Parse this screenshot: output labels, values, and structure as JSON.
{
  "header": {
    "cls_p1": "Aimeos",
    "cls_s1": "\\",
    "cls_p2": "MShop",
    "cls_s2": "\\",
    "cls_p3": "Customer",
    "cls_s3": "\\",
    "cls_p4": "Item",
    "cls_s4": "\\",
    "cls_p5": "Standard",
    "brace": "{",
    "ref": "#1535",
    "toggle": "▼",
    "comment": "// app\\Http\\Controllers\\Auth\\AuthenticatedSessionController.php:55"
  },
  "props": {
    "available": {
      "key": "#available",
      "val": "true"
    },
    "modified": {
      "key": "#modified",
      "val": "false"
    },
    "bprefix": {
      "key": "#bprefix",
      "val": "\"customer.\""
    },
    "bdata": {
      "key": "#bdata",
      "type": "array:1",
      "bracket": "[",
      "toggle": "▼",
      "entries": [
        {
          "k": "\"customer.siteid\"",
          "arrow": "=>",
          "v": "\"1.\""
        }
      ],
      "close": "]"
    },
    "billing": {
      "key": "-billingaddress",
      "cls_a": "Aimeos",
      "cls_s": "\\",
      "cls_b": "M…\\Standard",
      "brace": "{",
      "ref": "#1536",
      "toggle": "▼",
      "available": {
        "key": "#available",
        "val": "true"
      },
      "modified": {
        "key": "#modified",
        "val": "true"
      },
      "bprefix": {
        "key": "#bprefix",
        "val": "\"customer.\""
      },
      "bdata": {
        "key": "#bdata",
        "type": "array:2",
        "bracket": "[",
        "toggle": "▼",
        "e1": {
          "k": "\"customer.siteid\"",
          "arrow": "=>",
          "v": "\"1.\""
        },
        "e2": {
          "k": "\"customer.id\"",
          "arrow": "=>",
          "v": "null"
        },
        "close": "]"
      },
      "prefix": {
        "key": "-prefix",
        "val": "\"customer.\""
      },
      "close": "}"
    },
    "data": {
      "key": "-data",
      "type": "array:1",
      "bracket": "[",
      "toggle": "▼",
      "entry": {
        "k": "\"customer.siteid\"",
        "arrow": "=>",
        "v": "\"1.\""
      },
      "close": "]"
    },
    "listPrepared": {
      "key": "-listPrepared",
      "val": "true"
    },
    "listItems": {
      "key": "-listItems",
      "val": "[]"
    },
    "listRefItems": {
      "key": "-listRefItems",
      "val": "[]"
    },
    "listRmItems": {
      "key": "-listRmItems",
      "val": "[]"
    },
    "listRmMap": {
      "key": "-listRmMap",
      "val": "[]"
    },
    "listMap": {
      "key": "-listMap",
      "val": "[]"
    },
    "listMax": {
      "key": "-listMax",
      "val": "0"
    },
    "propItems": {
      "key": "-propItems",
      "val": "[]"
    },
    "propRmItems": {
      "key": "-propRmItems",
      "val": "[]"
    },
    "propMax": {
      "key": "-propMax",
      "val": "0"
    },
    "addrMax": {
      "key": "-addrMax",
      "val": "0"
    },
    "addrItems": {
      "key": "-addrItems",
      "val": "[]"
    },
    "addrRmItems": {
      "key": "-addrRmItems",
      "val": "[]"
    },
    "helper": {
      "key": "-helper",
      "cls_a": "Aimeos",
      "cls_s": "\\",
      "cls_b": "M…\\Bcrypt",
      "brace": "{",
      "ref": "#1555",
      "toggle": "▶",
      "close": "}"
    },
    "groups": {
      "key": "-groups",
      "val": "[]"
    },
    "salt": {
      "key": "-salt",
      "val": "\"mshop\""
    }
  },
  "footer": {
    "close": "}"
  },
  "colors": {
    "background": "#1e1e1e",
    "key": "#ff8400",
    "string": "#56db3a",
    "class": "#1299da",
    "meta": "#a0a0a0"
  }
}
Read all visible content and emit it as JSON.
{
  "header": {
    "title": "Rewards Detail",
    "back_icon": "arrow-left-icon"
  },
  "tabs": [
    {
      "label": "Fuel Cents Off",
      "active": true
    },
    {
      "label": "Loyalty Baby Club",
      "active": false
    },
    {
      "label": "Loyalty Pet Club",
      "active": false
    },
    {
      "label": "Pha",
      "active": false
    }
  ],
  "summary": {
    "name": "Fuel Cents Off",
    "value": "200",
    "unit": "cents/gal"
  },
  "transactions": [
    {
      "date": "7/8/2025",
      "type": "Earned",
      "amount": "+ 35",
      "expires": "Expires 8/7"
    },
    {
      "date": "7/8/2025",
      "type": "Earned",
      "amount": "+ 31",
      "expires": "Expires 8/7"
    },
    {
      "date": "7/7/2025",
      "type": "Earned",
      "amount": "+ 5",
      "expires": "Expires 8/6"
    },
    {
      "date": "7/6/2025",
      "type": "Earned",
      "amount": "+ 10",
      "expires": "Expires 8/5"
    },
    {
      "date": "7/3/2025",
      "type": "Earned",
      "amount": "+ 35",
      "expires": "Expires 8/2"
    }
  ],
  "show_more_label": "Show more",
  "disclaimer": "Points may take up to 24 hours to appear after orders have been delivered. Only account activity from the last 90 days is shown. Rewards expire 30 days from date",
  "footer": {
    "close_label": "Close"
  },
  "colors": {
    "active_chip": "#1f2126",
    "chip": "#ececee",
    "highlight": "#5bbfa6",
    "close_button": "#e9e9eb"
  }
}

########

AIM: Search the records above for the string "amount". Copy every line that contains it.

RESULT FOR THIS TASK:
      "amount": "+ 35",
      "amount": "+ 31",
      "amount": "+ 5",
      "amount": "+ 10",
      "amount": "+ 35",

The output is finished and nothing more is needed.